EXERCISE DIRECTIONS - Copy down all of the data underneath, exactly as shown.

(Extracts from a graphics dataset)

========================================

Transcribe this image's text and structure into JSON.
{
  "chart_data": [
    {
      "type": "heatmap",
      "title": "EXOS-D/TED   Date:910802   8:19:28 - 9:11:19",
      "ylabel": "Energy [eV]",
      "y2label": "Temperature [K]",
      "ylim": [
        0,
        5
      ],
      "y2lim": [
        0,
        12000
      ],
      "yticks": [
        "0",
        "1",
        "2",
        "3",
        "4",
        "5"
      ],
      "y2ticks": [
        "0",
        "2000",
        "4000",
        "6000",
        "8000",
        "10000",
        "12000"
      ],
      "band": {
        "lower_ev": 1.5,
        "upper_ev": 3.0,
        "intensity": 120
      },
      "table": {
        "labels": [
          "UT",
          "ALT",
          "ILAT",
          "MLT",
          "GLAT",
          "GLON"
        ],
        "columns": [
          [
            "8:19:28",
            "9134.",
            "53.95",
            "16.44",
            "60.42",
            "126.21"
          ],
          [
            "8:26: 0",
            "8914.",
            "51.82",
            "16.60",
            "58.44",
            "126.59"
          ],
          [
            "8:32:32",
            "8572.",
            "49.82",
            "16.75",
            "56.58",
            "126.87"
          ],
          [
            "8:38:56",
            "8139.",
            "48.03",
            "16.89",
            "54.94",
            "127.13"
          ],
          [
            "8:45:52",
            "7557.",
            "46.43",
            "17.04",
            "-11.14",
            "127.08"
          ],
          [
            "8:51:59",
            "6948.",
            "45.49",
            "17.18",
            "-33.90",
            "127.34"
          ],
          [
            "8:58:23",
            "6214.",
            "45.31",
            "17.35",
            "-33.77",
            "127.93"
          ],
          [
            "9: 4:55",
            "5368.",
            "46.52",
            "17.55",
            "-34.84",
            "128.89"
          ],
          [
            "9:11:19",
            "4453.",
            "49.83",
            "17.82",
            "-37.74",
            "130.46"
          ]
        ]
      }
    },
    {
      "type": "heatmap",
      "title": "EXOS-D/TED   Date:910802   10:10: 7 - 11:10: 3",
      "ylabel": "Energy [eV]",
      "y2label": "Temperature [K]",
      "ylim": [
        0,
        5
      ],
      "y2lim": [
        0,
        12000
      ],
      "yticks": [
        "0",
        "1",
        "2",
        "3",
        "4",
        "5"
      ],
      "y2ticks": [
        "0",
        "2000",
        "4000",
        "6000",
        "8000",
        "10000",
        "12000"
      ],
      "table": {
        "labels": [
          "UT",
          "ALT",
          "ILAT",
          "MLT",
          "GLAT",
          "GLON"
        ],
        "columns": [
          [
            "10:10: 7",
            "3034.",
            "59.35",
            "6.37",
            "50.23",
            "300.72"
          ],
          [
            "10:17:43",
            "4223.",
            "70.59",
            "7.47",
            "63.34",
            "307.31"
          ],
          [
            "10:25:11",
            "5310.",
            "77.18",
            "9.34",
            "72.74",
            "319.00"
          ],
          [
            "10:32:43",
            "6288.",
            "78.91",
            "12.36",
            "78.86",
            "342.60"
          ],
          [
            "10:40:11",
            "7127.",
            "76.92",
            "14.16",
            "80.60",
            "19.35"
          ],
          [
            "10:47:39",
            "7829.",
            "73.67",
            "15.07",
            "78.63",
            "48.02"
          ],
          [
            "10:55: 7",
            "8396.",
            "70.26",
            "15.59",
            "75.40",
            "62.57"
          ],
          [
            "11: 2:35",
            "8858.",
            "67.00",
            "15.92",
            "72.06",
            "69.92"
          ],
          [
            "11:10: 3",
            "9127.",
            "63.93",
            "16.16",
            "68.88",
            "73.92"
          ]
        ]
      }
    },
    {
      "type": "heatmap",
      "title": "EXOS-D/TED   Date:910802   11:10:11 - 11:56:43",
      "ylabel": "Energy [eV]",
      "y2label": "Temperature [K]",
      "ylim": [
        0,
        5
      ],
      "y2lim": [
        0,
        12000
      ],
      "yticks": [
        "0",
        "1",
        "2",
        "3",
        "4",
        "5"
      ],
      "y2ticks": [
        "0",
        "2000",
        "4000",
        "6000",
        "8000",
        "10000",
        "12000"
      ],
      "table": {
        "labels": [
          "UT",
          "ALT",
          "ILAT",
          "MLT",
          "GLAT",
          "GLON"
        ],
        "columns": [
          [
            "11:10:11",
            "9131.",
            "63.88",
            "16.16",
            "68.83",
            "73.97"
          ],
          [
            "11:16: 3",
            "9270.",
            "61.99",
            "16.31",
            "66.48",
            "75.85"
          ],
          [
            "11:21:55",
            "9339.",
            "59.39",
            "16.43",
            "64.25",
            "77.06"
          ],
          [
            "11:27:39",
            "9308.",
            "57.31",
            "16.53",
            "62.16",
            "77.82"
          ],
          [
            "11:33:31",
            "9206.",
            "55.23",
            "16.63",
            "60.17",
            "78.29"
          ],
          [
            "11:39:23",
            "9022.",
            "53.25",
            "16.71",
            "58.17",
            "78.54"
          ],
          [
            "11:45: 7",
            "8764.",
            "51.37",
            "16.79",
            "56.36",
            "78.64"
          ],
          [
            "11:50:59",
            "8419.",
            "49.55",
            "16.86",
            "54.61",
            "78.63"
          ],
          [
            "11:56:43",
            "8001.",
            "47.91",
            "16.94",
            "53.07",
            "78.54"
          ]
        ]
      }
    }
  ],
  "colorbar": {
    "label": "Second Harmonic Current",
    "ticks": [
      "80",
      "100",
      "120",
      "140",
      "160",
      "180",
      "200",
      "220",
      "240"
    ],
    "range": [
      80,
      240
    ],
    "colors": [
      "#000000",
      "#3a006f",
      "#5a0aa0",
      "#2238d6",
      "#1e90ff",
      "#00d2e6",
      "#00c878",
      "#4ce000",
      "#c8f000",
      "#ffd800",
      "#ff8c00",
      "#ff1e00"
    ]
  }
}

========================================

ANSWER TO THE EXERCISE -
Transcribe this image's text and structure into JSON.
{
  "chart_data": [
    {
      "type": "heatmap",
      "title": "EXOS-D/TED   Date:910802   8:19:28 - 9:11:19",
      "ylabel": "Energy [eV]",
      "y2label": "Temperature [K]",
      "ylim": [
        0,
        5
      ],
      "y2lim": [
        0,
        12000
      ],
      "yticks": [
        "0",
        "1",
        "2",
        "3",
        "4",
        "5"
      ],
      "y2ticks": [
        "0",
        "2000",
        "4000",
        "6000",
        "8000",
        "10000",
        "12000"
      ],
      "band": {
        "lower_ev": 1.5,
        "upper_ev": 3.0,
        "intensity": 120
      },
      "table": {
        "labels": [
          "UT",
          "ALT",
          "ILAT",
          "MLT",
          "GLAT",
          "GLON"
        ],
        "columns": [
          [
            "8:19:28",
            "9134.",
            "53.95",
            "16.44",
            "60.42",
            "126.21"
          ],
          [
            "8:26: 0",
            "8914.",
            "51.82",
            "16.60",
            "58.44",
            "126.59"
          ],
          [
            "8:32:32",
            "8572.",
            "49.82",
            "16.75",
            "56.58",
            "126.87"
          ],
          [
            "8:38:56",
            "8139.",
            "48.03",
            "16.89",
            "54.94",
            "127.13"
          ],
          [
            "8:45:52",
            "7557.",
            "46.43",
            "17.04",
            "-11.14",
            "127.08"
          ],
          [
            "8:51:59",
            "6948.",
            "45.49",
            "17.18",
            "-33.90",
            "127.34"
          ],
          [
            "8:58:23",
            "6214.",
            "45.31",
            "17.35",
            "-33.77",
            "127.93"
          ],
          [
            "9: 4:55",
            "5368.",
            "46.52",
            "17.55",
            "-34.84",
            "128.89"
          ],
          [
            "9:11:19",
            "4453.",
            "49.83",
            "17.82",
            "-37.74",
            "130.46"
          ]
        ]
      }
    },
    {
      "type": "heatmap",
      "title": "EXOS-D/TED   Date:910802   10:10: 7 - 11:10: 3",
      "ylabel": "Energy [eV]",
      "y2label": "Temperature [K]",
      "ylim": [
        0,
        5
      ],
      "y2lim": [
        0,
        12000
      ],
      "yticks": [
        "0",
        "1",
        "2",
        "3",
        "4",
        "5"
      ],
      "y2ticks": [
        "0",
        "2000",
        "4000",
        "6000",
        "8000",
        "10000",
        "12000"
      ],
      "table": {
        "labels": [
          "UT",
          "ALT",
          "ILAT",
          "MLT",
          "GLAT",
          "GLON"
        ],
        "columns": [
          [
            "10:10: 7",
            "3034.",
            "59.35",
            "6.37",
            "50.23",
            "300.72"
          ],
          [
            "10:17:43",
            "4223.",
            "70.59",
            "7.47",
            "63.34",
            "307.31"
          ],
          [
            "10:25:11",
            "5310.",
            "77.18",
            "9.34",
            "72.74",
            "319.00"
          ],
          [
            "10:32:43",
            "6288.",
            "78.91",
            "12.36",
            "78.86",
            "342.60"
          ],
          [
            "10:40:11",
            "7127.",
            "76.92",
            "14.16",
            "80.60",
            "19.35"
          ],
          [
            "10:47:39",
            "7829.",
            "73.67",
            "15.07",
            "78.63",
            "48.02"
          ],
          [
            "10:55: 7",
            "8396.",
            "70.26",
            "15.59",
            "75.40",
            "62.57"
          ],
          [
            "11: 2:35",
            "8858.",
            "67.00",
            "15.92",
            "72.06",
            "69.92"
          ],
          [
            "11:10: 3",
            "9127.",
            "63.93",
            "16.16",
            "68.88",
            "73.92"
          ]
        ]
      }
    },
    {
      "type": "heatmap",
      "title": "EXOS-D/TED   Date:910802   11:10:11 - 11:56:43",
      "ylabel": "Energy [eV]",
      "y2label": "Temperature [K]",
      "ylim": [
        0,
        5
      ],
      "y2lim": [
        0,
        12000
      ],
      "yticks": [
        "0",
        "1",
        "2",
        "3",
        "4",
        "5"
      ],
      "y2ticks": [
        "0",
        "2000",
        "4000",
        "6000",
        "8000",
        "10000",
        "12000"
      ],
      "table": {
        "labels": [
          "UT",
          "ALT",
          "ILAT",
          "MLT",
          "GLAT",
          "GLON"
        ],
        "columns": [
          [
            "11:10:11",
            "9131.",
            "63.88",
            "16.16",
            "68.83",
            "73.97"
          ],
          [
            "11:16: 3",
            "9270.",
            "61.99",
            "16.31",
            "66.48",
            "75.85"
          ],
          [
            "11:21:55",
            "9339.",
            "59.39",
            "16.43",
            "64.25",
            "77.06"
          ],
          [
            "11:27:39",
            "9308.",
            "57.31",
            "16.53",
            "62.16",
            "77.82"
          ],
          [
            "11:33:31",
            "9206.",
            "55.23",
            "16.63",
            "60.17",
            "78.29"
          ],
          [
            "11:39:23",
            "9022.",
            "53.25",
            "16.71",
            "58.17",
            "78.54"
          ],
          [
            "11:45: 7",
            "8764.",
            "51.37",
            "16.79",
            "56.36",
            "78.64"
          ],
          [
            "11:50:59",
            "8419.",
            "49.55",
            "16.86",
            "54.61",
            "78.63"
          ],
          [
            "11:56:43",
            "8001.",
            "47.91",
            "16.94",
            "53.07",
            "78.54"
          ]
        ]
      }
    }
  ],
  "colorbar": {
    "label": "Second Harmonic Current",
    "ticks": [
      "80",
      "100",
      "120",
      "140",
      "160",
      "180",
      "200",
      "220",
      "240"
    ],
    "range": [
      80,
      240
    ],
    "colors": [
      "#000000",
      "#3a006f",
      "#5a0aa0",
      "#2238d6",
      "#1e90ff",
      "#00d2e6",
      "#00c878",
      "#4ce000",
      "#c8f000",
      "#ffd800",
      "#ff8c00",
      "#ff1e00"
    ]
  }
}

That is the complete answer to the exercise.